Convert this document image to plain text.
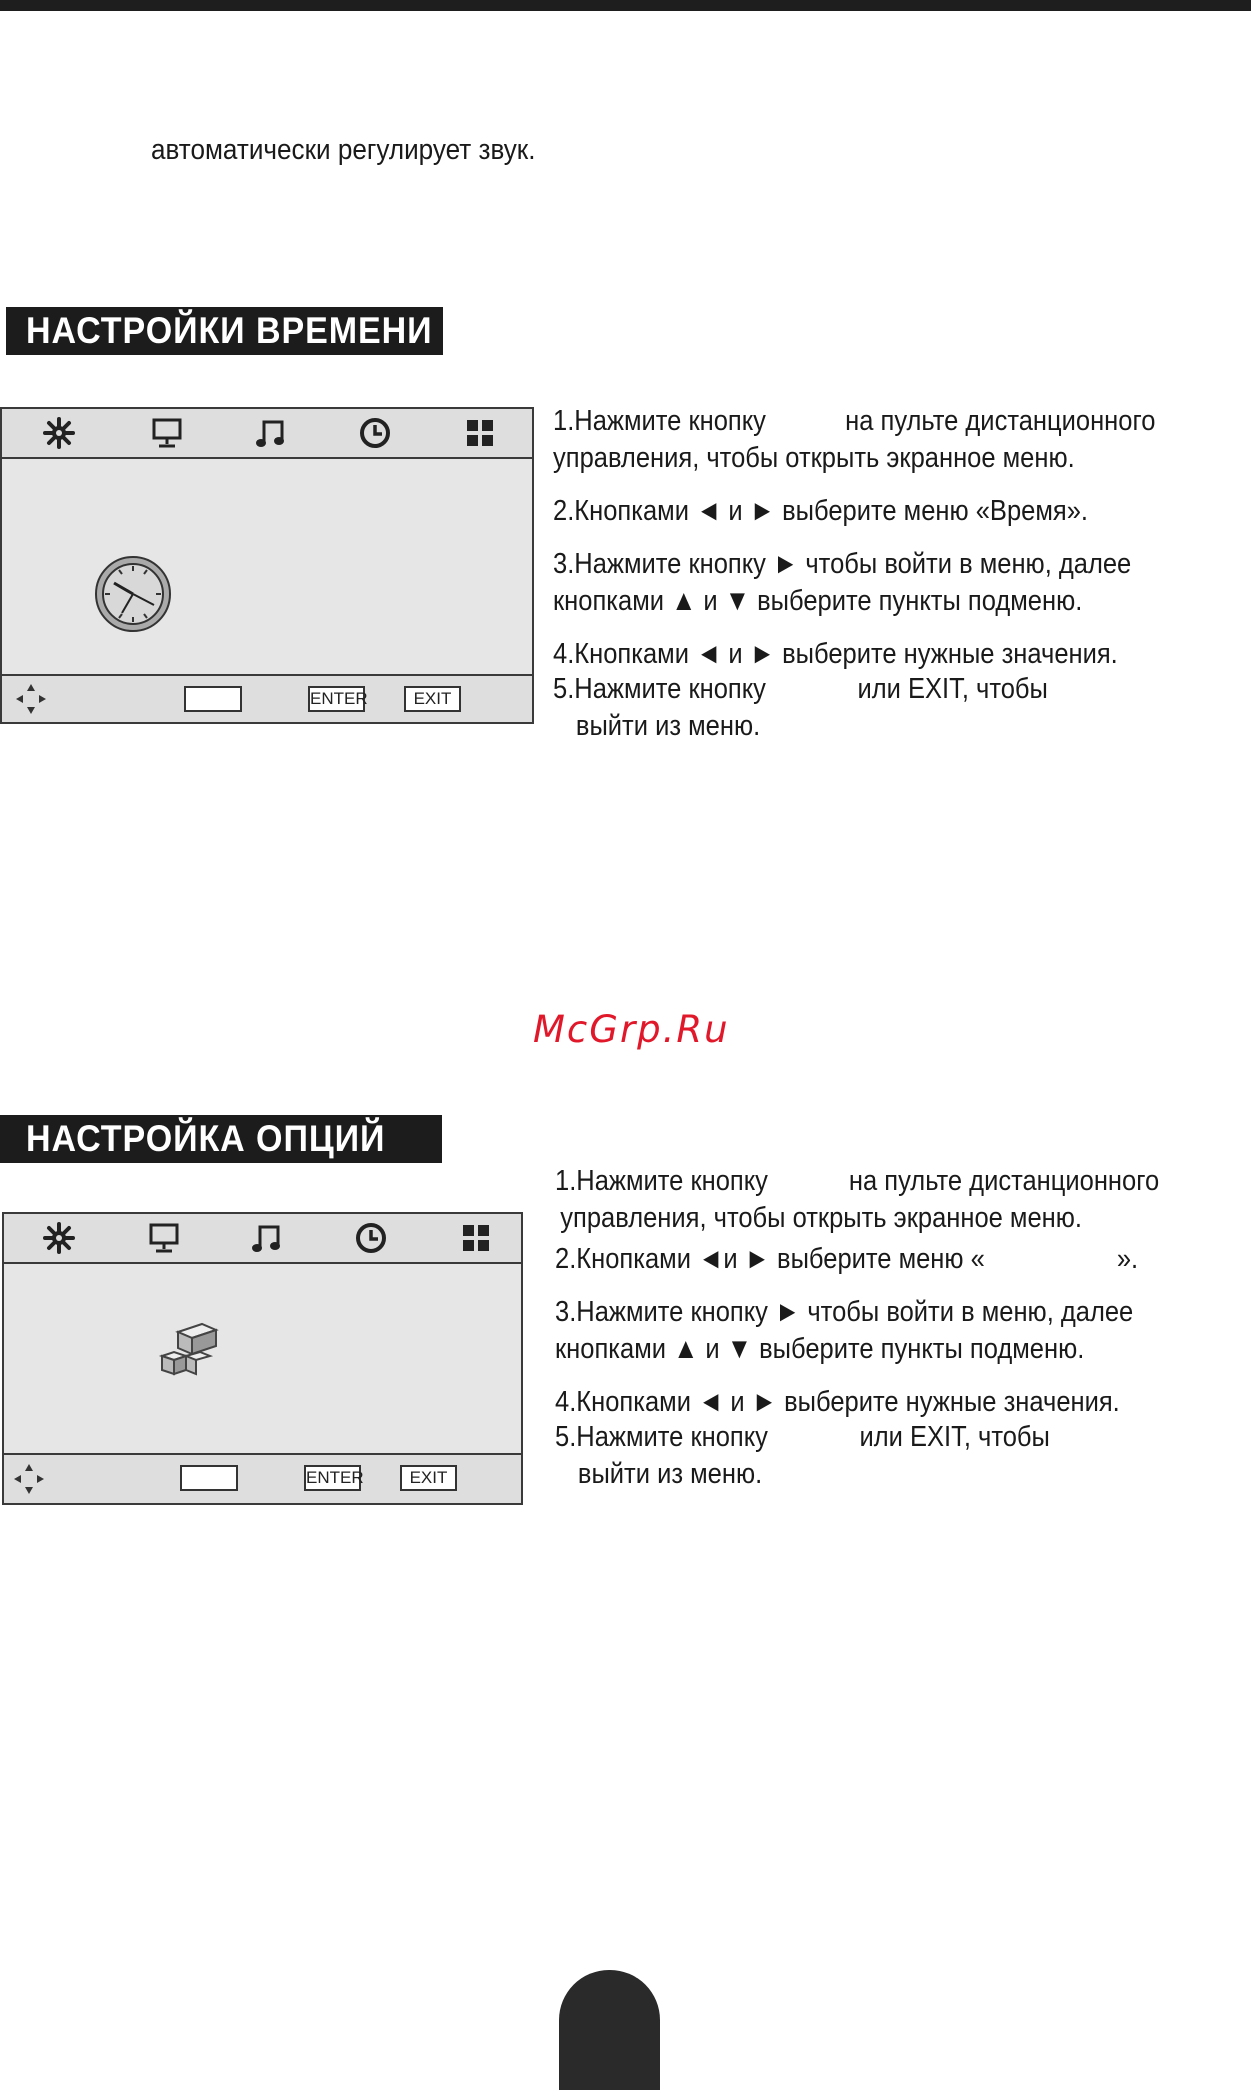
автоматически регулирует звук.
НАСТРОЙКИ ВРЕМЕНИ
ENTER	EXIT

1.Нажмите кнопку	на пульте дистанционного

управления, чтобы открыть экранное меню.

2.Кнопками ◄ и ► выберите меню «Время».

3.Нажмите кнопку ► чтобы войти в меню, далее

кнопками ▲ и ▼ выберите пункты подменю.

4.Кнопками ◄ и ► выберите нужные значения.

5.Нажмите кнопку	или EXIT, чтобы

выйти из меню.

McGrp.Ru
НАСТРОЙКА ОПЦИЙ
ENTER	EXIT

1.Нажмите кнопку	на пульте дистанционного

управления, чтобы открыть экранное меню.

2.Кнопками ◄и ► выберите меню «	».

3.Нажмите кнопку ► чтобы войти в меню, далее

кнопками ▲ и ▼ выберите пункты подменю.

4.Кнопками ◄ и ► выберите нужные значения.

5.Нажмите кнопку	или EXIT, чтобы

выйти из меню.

::::

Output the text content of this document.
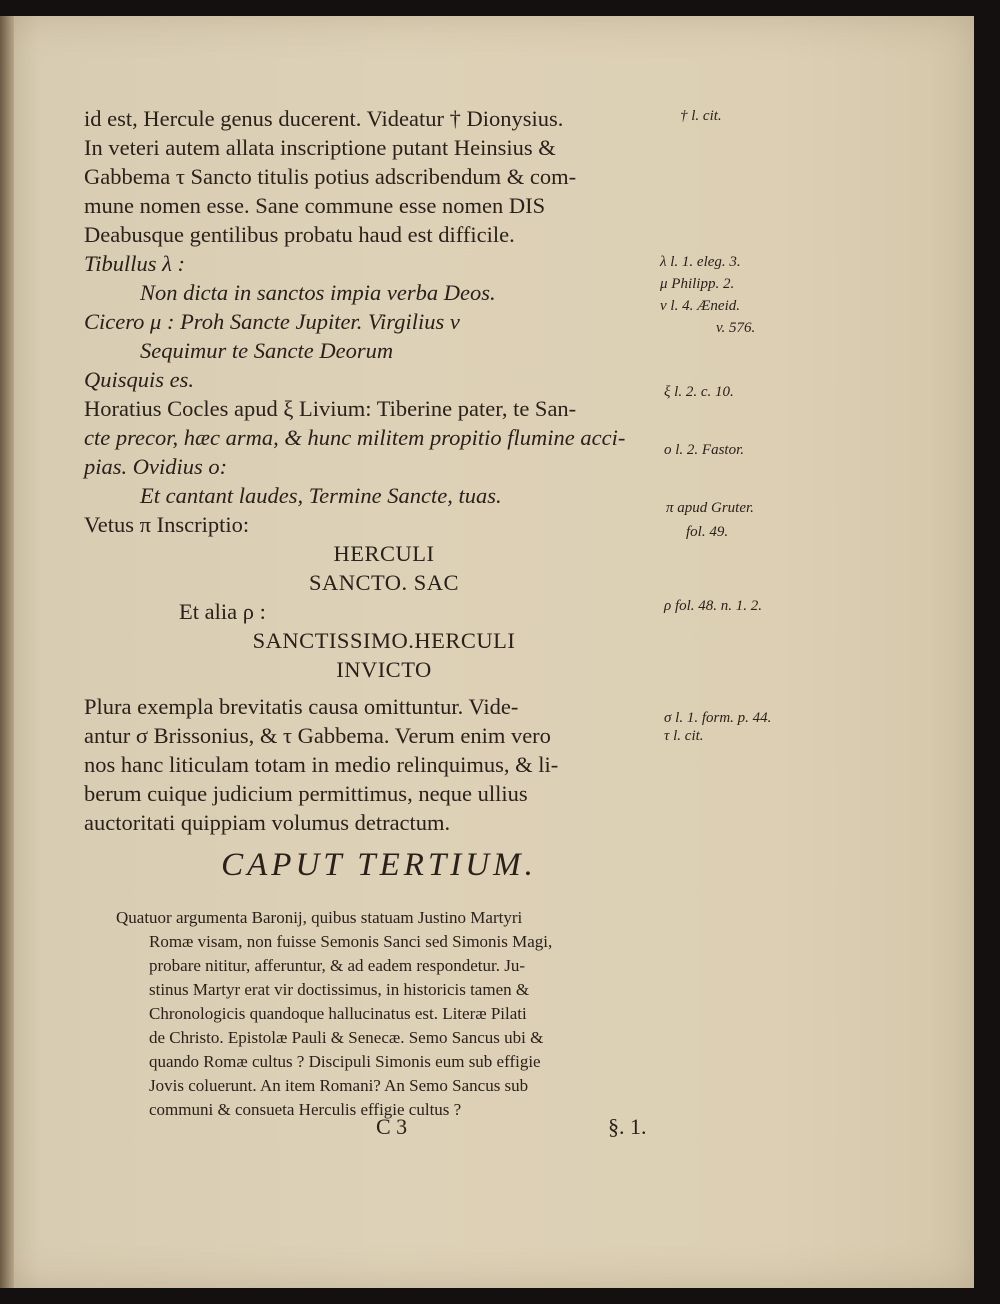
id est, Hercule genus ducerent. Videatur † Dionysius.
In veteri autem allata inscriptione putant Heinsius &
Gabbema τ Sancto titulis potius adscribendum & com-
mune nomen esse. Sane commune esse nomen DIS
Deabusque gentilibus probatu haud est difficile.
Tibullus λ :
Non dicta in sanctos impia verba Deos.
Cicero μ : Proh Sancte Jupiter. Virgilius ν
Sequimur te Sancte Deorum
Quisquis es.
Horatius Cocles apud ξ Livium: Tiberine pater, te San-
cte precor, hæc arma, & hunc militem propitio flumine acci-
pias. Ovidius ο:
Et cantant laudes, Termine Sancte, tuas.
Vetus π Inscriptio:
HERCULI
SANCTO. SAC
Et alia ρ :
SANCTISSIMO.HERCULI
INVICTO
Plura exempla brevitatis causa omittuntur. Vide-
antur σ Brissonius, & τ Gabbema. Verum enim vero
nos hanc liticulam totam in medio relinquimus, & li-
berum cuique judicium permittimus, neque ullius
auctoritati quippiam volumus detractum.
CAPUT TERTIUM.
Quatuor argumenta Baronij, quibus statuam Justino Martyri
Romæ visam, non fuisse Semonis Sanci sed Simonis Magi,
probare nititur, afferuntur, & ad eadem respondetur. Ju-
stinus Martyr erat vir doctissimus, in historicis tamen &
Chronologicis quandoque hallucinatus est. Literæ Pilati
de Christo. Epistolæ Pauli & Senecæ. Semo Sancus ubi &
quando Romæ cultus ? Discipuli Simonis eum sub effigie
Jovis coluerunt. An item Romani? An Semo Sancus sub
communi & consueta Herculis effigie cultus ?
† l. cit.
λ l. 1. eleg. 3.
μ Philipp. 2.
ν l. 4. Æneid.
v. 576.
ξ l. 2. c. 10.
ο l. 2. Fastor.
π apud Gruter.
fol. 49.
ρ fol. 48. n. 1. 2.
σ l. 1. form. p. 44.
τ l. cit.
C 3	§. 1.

::::

* Challenge *
Every line that holds the word "cultus" counts once; state the total number of such lines and nothing else.

* Expected answer *
2